_PROBLEM REQUIREMENTS_
Your task is to tally the lines of the listing containing the word "that" and report the figure alone.

◆ ◆ ◆

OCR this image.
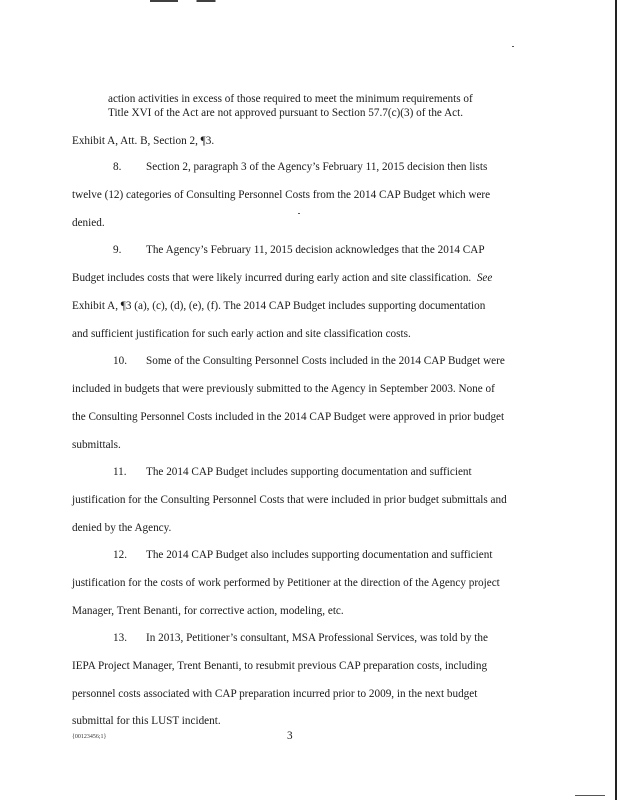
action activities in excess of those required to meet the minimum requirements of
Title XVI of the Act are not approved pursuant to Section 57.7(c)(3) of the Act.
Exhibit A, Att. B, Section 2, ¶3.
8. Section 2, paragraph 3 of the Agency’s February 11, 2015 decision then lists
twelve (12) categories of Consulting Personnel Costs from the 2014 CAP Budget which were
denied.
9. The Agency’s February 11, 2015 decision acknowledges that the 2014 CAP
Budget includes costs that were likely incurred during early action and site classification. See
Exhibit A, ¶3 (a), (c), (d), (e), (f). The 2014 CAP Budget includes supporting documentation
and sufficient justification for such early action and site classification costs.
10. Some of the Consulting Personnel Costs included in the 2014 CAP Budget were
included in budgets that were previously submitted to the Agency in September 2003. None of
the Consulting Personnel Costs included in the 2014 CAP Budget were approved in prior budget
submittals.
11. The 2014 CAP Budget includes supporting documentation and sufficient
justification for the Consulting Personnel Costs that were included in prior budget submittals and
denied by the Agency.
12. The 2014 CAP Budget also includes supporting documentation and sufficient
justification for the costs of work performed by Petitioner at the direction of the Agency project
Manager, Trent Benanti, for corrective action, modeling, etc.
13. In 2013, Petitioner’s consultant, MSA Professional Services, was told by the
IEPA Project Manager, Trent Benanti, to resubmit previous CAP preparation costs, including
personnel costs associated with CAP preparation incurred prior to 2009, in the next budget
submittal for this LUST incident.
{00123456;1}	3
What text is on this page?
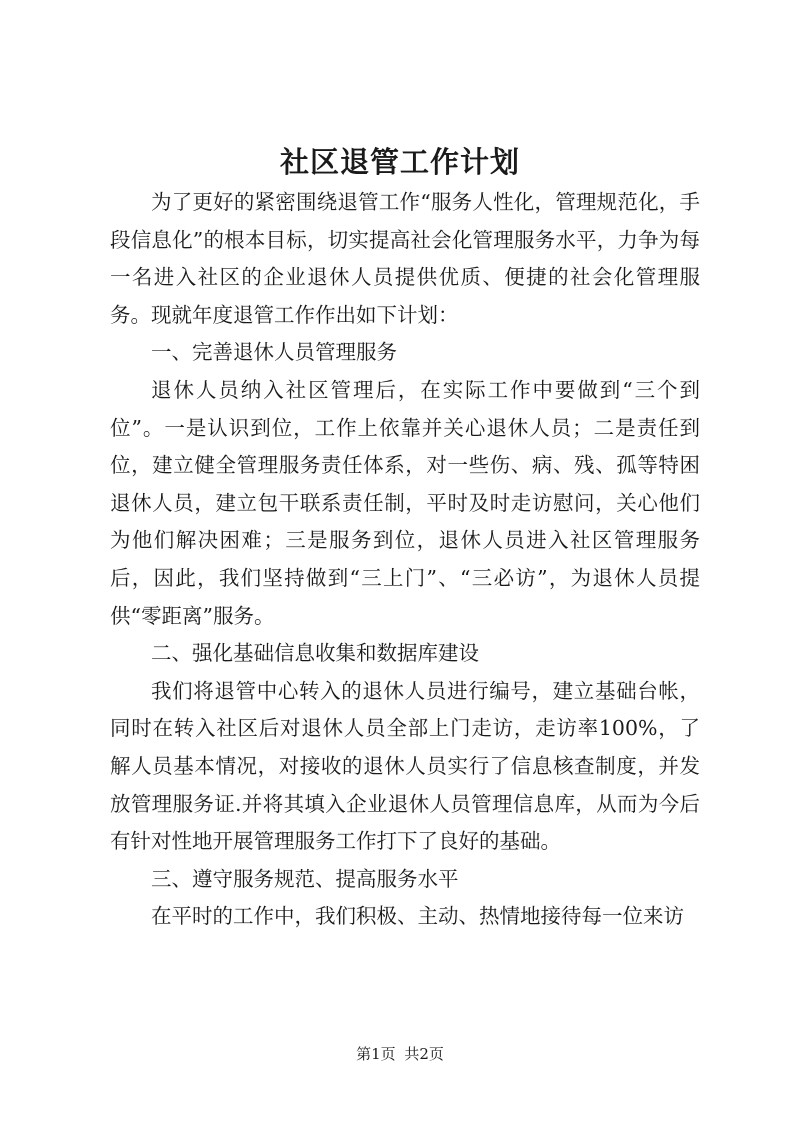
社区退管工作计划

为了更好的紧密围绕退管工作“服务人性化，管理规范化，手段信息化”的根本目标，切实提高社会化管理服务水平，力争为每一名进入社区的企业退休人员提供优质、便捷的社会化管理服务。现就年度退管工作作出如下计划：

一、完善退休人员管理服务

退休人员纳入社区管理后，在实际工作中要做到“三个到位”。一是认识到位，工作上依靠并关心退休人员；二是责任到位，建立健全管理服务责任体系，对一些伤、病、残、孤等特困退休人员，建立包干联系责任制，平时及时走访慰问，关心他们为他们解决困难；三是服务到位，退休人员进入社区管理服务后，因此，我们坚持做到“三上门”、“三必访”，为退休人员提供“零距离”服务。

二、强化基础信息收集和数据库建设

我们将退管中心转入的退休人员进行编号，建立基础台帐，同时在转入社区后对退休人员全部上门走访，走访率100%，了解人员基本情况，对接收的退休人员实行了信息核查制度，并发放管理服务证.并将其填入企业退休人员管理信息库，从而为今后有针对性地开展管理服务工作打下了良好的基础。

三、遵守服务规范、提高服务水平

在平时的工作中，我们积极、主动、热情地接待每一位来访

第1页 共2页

◆ ◆ ◆

_EXERCISE OUTPUT_
4